• **Short exercise**: Retype every line of the entries below, character for character.
----- Dataset extract -----
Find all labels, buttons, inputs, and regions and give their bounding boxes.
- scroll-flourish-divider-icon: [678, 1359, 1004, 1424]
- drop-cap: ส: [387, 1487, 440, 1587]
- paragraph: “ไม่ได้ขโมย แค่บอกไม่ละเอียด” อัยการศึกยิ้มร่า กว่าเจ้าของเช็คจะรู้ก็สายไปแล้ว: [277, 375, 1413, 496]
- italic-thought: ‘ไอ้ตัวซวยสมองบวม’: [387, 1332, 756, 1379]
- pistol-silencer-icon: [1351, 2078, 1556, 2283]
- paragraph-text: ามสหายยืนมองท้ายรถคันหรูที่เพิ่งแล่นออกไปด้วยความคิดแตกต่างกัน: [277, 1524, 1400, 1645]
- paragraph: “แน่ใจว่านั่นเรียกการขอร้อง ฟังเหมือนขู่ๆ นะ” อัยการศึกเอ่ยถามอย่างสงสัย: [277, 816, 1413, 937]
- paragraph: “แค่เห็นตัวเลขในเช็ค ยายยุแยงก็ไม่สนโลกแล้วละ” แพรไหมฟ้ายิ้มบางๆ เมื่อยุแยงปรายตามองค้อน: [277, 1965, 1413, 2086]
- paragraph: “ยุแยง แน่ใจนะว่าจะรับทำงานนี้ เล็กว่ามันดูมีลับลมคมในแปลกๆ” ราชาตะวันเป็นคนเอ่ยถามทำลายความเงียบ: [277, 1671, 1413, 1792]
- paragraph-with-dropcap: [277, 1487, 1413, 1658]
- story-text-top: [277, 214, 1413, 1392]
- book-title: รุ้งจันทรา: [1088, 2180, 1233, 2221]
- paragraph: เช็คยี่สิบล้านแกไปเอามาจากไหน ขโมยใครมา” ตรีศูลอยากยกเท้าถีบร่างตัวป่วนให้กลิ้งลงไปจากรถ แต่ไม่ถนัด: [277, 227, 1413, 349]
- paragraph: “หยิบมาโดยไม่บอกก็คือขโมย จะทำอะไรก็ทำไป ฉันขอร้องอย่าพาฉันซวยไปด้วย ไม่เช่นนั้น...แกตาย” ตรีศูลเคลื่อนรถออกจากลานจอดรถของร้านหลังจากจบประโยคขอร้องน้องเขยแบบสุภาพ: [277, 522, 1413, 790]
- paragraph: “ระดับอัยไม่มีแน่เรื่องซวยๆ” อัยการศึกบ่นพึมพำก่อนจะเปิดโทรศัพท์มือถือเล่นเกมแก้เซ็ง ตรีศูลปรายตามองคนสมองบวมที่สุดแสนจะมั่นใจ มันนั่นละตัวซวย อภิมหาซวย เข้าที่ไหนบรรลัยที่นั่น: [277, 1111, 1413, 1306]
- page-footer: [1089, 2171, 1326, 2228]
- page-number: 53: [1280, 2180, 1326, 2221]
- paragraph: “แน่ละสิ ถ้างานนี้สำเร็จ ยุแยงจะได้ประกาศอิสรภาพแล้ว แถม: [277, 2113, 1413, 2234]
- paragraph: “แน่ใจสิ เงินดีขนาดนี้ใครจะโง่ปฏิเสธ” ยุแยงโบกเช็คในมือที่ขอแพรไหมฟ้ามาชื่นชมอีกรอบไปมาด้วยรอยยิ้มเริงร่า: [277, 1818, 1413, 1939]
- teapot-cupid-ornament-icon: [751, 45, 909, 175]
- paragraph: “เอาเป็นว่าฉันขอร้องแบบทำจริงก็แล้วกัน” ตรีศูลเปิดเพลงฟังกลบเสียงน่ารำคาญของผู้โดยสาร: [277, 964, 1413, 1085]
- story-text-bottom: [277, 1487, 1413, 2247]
-----
• **Exercise solution**:
Find all labels, buttons, inputs, and regions and give their bounding boxes.
- scroll-flourish-divider-icon: [678, 1359, 1004, 1424]
- drop-cap: ส: [387, 1487, 440, 1587]
- paragraph: “ไม่ได้ขโมย แค่บอกไม่ละเอียด” อัยการศึกยิ้มร่า กว่าเจ้าของเช็คจะรู้ก็สายไปแล้ว: [277, 375, 1413, 496]
- italic-thought: ‘ไอ้ตัวซวยสมองบวม’: [387, 1332, 756, 1379]
- pistol-silencer-icon: [1351, 2078, 1556, 2283]
- paragraph-text: ามสหายยืนมองท้ายรถคันหรูที่เพิ่งแล่นออกไปด้วยความคิดแตกต่างกัน: [277, 1524, 1400, 1645]
- paragraph: “แน่ใจว่านั่นเรียกการขอร้อง ฟังเหมือนขู่ๆ นะ” อัยการศึกเอ่ยถามอย่างสงสัย: [277, 816, 1413, 937]
- paragraph: “แค่เห็นตัวเลขในเช็ค ยายยุแยงก็ไม่สนโลกแล้วละ” แพรไหมฟ้ายิ้มบางๆ เมื่อยุแยงปรายตามองค้อน: [277, 1965, 1413, 2086]
- paragraph: “ยุแยง แน่ใจนะว่าจะรับทำงานนี้ เล็กว่ามันดูมีลับลมคมในแปลกๆ” ราชาตะวันเป็นคนเอ่ยถามทำลายความเงียบ: [277, 1671, 1413, 1792]
- paragraph-with-dropcap: [277, 1487, 1413, 1658]
- story-text-top: [277, 214, 1413, 1392]
- book-title: รุ้งจันทรา: [1088, 2180, 1233, 2221]
- paragraph: เช็คยี่สิบล้านแกไปเอามาจากไหน ขโมยใครมา” ตรีศูลอยากยกเท้าถีบร่างตัวป่วนให้กลิ้งลงไปจากรถ แต่ไม่ถนัด: [277, 227, 1413, 349]
- paragraph: “หยิบมาโดยไม่บอกก็คือขโมย จะทำอะไรก็ทำไป ฉันขอร้องอย่าพาฉันซวยไปด้วย ไม่เช่นนั้น...แกตาย” ตรีศูลเคลื่อนรถออกจากลานจอดรถของร้านหลังจากจบประโยคขอร้องน้องเขยแบบสุภาพ: [277, 522, 1413, 790]
- paragraph: “ระดับอัยไม่มีแน่เรื่องซวยๆ” อัยการศึกบ่นพึมพำก่อนจะเปิดโทรศัพท์มือถือเล่นเกมแก้เซ็ง ตรีศูลปรายตามองคนสมองบวมที่สุดแสนจะมั่นใจ มันนั่นละตัวซวย อภิมหาซวย เข้าที่ไหนบรรลัยที่นั่น: [277, 1111, 1413, 1306]
- page-footer: [1089, 2171, 1326, 2228]
- page-number: 53: [1280, 2180, 1326, 2221]
- paragraph: “แน่ละสิ ถ้างานนี้สำเร็จ ยุแยงจะได้ประกาศอิสรภาพแล้ว แถม: [277, 2113, 1413, 2234]
- paragraph: “แน่ใจสิ เงินดีขนาดนี้ใครจะโง่ปฏิเสธ” ยุแยงโบกเช็คในมือที่ขอแพรไหมฟ้ามาชื่นชมอีกรอบไปมาด้วยรอยยิ้มเริงร่า: [277, 1818, 1413, 1939]
- teapot-cupid-ornament-icon: [751, 45, 909, 175]
- paragraph: “เอาเป็นว่าฉันขอร้องแบบทำจริงก็แล้วกัน” ตรีศูลเปิดเพลงฟังกลบเสียงน่ารำคาญของผู้โดยสาร: [277, 964, 1413, 1085]
- story-text-bottom: [277, 1487, 1413, 2247]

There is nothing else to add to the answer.